** What to produce **
Copy out the entries in full and with complete accuracy; pictures are excluded.

** Information supplied **
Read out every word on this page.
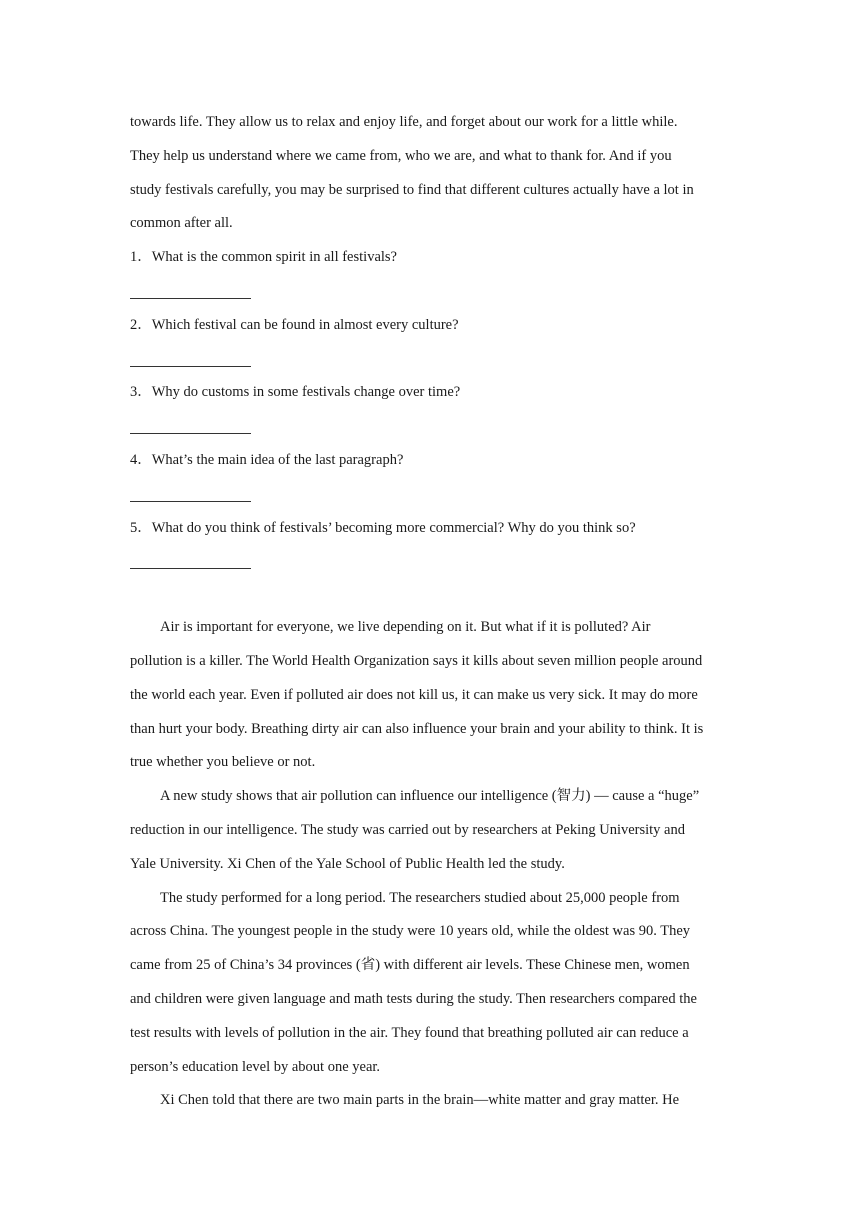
towards life. They allow us to relax and enjoy life, and forget about our work for a little while.
They help us understand where we came from, who we are, and what to thank for. And if you
study festivals carefully, you may be surprised to find that different cultures actually have a lot in
common after all.
1．What is the common spirit in all festivals?
2．Which festival can be found in almost every culture?
3．Why do customs in some festivals change over time?
4．What’s the main idea of the last paragraph?
5．What do you think of festivals’ becoming more commercial? Why do you think so?
Air is important for everyone, we live depending on it. But what if it is polluted? Air
pollution is a killer. The World Health Organization says it kills about seven million people around
the world each year. Even if polluted air does not kill us, it can make us very sick. It may do more
than hurt your body. Breathing dirty air can also influence your brain and your ability to think. It is
true whether you believe or not.
A new study shows that air pollution can influence our intelligence (智力) — cause a “huge”
reduction in our intelligence. The study was carried out by researchers at Peking University and
Yale University. Xi Chen of the Yale School of Public Health led the study.
The study performed for a long period. The researchers studied about 25,000 people from
across China. The youngest people in the study were 10 years old, while the oldest was 90. They
came from 25 of China’s 34 provinces (省) with different air levels. These Chinese men, women
and children were given language and math tests during the study. Then researchers compared the
test results with levels of pollution in the air. They found that breathing polluted air can reduce a
person’s education level by about one year.
Xi Chen told that there are two main parts in the brain—white matter and gray matter. He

** Written answer **
Read out every word on this page.
towards life. They allow us to relax and enjoy life, and forget about our work for a little while.
They help us understand where we came from, who we are, and what to thank for. And if you
study festivals carefully, you may be surprised to find that different cultures actually have a lot in
common after all.
1．What is the common spirit in all festivals?
2．Which festival can be found in almost every culture?
3．Why do customs in some festivals change over time?
4．What’s the main idea of the last paragraph?
5．What do you think of festivals’ becoming more commercial? Why do you think so?
Air is important for everyone, we live depending on it. But what if it is polluted? Air
pollution is a killer. The World Health Organization says it kills about seven million people around
the world each year. Even if polluted air does not kill us, it can make us very sick. It may do more
than hurt your body. Breathing dirty air can also influence your brain and your ability to think. It is
true whether you believe or not.
A new study shows that air pollution can influence our intelligence (智力) — cause a “huge”
reduction in our intelligence. The study was carried out by researchers at Peking University and
Yale University. Xi Chen of the Yale School of Public Health led the study.
The study performed for a long period. The researchers studied about 25,000 people from
across China. The youngest people in the study were 10 years old, while the oldest was 90. They
came from 25 of China’s 34 provinces (省) with different air levels. These Chinese men, women
and children were given language and math tests during the study. Then researchers compared the
test results with levels of pollution in the air. They found that breathing polluted air can reduce a
person’s education level by about one year.
Xi Chen told that there are two main parts in the brain—white matter and gray matter. He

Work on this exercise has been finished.